[Extracted data entries]

- - - - - - -

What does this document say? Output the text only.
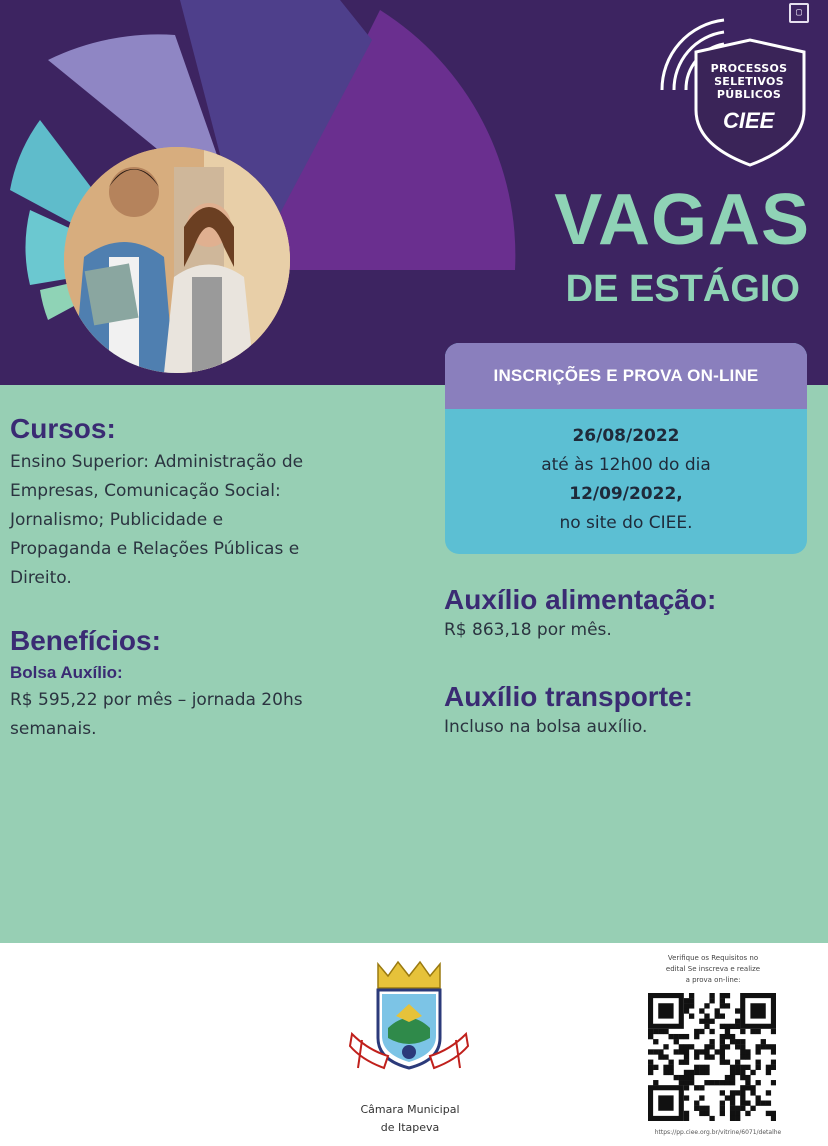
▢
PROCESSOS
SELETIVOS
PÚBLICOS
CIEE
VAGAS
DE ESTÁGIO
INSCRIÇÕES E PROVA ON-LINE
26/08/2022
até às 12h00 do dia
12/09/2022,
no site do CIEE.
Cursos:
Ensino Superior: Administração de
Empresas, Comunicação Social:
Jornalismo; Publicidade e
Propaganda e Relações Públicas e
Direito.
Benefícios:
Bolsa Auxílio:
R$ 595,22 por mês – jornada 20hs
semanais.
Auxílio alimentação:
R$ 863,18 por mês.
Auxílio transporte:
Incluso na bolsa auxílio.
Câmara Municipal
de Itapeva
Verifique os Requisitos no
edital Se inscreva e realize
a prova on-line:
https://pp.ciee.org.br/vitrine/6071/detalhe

- - - - - - -

> _The task_
Quote the data exactly, leaving every image out of the copy.

> _Task solution_
What does this document say? Output the text only.
▢
PROCESSOS
SELETIVOS
PÚBLICOS
CIEE
VAGAS
DE ESTÁGIO
INSCRIÇÕES E PROVA ON-LINE
26/08/2022
até às 12h00 do dia
12/09/2022,
no site do CIEE.
Cursos:
Ensino Superior: Administração de
Empresas, Comunicação Social:
Jornalismo; Publicidade e
Propaganda e Relações Públicas e
Direito.
Benefícios:
Bolsa Auxílio:
R$ 595,22 por mês – jornada 20hs
semanais.
Auxílio alimentação:
R$ 863,18 por mês.
Auxílio transporte:
Incluso na bolsa auxílio.
Câmara Municipal
de Itapeva
Verifique os Requisitos no
edital Se inscreva e realize
a prova on-line:
https://pp.ciee.org.br/vitrine/6071/detalhe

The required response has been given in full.